=== Extracted entries ===

====

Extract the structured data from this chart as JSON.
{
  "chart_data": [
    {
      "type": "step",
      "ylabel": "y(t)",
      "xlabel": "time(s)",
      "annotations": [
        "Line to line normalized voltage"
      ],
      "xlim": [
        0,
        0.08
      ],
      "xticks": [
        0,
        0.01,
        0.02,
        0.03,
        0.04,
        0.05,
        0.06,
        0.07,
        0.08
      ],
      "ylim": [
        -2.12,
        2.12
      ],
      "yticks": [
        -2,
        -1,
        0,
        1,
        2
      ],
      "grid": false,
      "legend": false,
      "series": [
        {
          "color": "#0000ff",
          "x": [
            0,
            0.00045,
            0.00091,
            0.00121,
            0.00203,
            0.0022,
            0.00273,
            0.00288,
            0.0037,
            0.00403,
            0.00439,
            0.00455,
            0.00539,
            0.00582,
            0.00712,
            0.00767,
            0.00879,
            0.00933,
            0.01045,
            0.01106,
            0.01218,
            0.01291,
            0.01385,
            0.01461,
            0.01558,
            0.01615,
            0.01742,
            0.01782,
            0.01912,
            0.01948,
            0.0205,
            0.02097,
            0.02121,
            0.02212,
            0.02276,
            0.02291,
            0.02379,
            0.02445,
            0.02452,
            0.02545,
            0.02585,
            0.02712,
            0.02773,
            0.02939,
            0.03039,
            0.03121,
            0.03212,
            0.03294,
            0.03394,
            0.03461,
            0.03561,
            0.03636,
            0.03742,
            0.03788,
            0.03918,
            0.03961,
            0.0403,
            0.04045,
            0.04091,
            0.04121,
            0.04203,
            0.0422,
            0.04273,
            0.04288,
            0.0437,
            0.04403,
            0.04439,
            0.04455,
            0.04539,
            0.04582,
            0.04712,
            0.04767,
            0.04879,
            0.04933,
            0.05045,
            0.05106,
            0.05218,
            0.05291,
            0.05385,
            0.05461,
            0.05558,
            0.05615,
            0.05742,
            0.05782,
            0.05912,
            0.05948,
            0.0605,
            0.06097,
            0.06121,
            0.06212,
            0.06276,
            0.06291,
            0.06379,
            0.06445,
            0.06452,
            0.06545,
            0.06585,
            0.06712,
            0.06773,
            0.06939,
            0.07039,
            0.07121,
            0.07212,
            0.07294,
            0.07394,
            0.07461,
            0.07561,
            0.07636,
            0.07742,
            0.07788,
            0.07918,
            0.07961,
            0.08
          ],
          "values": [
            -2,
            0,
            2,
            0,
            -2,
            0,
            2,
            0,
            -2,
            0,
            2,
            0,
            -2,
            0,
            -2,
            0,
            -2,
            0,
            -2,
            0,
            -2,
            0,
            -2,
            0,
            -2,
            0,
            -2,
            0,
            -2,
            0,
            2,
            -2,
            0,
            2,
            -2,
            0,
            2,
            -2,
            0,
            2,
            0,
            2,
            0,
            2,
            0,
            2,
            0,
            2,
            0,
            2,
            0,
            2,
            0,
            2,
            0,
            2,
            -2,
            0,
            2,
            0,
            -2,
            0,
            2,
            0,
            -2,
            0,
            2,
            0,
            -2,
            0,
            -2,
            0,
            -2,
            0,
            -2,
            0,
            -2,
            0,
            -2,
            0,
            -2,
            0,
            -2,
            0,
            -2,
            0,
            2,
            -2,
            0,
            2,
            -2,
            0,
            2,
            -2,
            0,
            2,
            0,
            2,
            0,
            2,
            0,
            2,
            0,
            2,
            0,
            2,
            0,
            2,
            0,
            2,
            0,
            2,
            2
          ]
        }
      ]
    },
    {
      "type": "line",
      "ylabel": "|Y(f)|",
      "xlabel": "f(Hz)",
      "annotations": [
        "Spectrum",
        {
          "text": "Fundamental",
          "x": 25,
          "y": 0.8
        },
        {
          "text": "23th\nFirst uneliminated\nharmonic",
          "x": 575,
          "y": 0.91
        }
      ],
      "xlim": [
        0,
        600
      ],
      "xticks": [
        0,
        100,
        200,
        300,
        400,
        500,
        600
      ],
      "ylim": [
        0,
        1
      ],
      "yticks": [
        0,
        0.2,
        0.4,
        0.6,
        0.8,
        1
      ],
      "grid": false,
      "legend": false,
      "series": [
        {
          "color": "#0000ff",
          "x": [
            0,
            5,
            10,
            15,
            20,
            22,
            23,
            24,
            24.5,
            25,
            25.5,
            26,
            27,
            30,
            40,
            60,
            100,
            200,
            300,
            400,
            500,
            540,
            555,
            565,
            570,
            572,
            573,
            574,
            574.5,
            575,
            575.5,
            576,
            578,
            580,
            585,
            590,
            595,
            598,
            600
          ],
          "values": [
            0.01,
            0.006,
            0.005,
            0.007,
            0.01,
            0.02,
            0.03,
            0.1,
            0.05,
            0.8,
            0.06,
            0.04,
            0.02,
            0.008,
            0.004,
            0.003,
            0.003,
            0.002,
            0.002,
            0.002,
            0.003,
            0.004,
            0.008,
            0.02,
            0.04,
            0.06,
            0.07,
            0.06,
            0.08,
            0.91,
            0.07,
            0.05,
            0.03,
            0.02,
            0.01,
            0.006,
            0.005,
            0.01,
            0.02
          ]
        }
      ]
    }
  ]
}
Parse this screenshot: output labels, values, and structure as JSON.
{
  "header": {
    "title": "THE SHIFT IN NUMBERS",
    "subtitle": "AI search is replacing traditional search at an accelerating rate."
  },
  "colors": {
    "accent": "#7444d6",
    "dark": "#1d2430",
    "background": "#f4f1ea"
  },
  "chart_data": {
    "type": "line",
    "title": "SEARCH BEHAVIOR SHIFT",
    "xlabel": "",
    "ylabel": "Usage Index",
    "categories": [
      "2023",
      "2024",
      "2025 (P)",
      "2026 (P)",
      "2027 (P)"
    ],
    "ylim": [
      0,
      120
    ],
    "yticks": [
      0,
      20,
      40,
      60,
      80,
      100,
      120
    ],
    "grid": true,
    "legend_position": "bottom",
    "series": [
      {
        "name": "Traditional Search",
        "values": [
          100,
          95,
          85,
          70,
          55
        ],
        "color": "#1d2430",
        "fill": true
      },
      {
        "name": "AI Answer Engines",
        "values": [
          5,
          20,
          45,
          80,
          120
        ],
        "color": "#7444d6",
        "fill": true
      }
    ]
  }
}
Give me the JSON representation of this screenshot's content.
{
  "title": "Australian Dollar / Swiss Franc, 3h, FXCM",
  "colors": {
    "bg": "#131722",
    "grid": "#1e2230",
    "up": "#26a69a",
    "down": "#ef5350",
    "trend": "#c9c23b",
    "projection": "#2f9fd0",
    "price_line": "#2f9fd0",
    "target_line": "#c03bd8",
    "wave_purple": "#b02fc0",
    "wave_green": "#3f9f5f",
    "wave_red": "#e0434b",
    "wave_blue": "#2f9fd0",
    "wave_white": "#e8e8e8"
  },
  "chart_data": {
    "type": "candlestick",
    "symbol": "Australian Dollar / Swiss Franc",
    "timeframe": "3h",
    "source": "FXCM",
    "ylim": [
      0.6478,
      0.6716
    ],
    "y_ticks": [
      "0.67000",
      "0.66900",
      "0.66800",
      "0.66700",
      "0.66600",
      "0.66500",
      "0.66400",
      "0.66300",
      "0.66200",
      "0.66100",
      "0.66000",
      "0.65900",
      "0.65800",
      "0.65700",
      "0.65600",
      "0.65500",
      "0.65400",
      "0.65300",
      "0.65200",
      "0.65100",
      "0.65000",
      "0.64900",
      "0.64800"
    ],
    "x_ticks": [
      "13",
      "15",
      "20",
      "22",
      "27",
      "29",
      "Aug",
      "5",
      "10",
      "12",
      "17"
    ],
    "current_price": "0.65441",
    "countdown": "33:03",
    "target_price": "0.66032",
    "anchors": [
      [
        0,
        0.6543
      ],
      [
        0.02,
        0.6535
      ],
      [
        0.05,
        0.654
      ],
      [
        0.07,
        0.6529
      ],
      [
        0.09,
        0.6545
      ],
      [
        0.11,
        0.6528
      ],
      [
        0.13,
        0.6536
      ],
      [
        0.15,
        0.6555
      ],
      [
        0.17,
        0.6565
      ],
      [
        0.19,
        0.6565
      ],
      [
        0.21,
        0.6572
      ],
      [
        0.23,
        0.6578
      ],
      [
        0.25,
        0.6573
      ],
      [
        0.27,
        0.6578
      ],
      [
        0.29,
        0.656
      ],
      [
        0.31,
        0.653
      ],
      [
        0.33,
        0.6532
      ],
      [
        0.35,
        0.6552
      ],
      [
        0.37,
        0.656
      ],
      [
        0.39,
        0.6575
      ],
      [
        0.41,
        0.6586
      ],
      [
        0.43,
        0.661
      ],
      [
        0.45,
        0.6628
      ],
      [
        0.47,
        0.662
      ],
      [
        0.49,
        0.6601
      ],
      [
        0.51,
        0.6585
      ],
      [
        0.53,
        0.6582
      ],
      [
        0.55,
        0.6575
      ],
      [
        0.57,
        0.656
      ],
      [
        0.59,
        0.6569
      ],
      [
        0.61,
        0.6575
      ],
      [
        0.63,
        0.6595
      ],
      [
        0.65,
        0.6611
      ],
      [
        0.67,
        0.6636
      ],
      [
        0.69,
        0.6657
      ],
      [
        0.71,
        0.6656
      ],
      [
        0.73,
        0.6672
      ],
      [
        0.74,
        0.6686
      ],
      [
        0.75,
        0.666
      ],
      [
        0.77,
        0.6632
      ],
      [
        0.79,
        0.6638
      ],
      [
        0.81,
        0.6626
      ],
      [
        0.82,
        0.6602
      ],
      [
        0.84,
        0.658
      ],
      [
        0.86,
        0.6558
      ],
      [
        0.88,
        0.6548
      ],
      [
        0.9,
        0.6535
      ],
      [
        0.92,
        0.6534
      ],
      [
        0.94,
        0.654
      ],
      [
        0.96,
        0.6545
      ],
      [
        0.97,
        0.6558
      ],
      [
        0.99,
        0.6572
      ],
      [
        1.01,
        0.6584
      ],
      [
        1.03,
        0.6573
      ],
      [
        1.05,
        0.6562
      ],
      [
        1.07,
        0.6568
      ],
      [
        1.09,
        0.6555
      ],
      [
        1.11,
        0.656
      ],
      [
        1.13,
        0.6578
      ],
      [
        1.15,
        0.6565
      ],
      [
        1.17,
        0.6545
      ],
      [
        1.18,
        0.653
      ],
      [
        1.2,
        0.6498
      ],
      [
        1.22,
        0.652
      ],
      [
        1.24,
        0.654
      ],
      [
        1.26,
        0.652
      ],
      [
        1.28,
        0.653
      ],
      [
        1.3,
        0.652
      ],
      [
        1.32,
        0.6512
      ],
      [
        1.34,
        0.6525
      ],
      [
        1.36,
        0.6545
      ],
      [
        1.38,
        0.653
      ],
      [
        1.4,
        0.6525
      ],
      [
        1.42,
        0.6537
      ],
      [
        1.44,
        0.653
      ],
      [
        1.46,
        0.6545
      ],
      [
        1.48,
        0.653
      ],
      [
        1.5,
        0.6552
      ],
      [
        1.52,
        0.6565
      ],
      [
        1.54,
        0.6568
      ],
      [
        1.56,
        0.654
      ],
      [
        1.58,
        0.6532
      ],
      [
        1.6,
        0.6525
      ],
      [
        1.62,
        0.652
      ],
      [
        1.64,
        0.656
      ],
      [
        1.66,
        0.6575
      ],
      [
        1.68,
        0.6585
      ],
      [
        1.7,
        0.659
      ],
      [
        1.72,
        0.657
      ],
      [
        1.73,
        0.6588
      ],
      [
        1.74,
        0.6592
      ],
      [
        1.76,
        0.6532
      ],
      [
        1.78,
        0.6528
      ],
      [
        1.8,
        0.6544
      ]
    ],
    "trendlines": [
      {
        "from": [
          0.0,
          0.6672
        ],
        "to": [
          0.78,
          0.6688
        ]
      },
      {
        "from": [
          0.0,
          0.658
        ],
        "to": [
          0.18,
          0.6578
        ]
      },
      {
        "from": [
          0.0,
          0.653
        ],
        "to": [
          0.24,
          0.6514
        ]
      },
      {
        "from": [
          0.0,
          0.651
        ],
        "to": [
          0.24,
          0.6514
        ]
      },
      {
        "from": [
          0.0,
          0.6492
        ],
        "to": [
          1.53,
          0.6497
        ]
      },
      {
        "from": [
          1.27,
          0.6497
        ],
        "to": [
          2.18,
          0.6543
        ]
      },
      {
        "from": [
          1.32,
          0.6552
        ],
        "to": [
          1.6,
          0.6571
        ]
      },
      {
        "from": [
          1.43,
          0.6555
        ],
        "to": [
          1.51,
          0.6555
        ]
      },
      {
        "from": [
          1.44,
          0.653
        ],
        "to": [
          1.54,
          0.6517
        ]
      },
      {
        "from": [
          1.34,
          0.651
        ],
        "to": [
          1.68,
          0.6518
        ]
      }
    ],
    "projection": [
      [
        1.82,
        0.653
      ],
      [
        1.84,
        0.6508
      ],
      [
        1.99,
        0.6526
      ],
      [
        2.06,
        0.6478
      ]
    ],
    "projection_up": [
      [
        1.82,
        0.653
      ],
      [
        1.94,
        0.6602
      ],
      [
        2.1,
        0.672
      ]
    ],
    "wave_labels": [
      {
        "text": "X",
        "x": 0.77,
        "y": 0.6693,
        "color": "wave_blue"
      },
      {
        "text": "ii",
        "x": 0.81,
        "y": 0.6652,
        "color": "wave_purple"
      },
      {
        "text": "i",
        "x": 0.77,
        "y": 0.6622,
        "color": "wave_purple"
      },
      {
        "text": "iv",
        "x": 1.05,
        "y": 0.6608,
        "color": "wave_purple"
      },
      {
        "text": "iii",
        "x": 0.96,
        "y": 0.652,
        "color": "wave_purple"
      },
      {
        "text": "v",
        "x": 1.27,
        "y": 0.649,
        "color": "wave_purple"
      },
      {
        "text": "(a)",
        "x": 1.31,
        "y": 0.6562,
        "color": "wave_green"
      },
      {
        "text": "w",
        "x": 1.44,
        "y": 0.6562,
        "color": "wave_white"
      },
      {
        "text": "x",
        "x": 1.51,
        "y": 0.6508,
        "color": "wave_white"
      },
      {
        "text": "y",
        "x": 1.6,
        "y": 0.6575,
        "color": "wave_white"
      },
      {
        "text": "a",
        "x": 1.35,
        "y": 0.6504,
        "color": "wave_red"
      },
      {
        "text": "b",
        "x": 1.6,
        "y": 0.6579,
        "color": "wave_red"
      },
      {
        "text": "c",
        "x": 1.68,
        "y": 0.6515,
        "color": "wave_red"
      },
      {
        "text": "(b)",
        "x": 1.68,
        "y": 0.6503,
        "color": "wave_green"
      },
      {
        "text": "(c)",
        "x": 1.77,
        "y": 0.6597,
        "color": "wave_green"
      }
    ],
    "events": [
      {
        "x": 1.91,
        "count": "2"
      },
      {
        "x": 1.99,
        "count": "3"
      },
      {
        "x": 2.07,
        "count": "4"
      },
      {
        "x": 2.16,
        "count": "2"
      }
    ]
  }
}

====

=== Set exercise ===
Where a line of the data holds "Dollar", show that line.

=== Answer to this problem ===
  "title": "Australian Dollar / Swiss Franc, 3h, FXCM",
    "symbol": "Australian Dollar / Swiss Franc",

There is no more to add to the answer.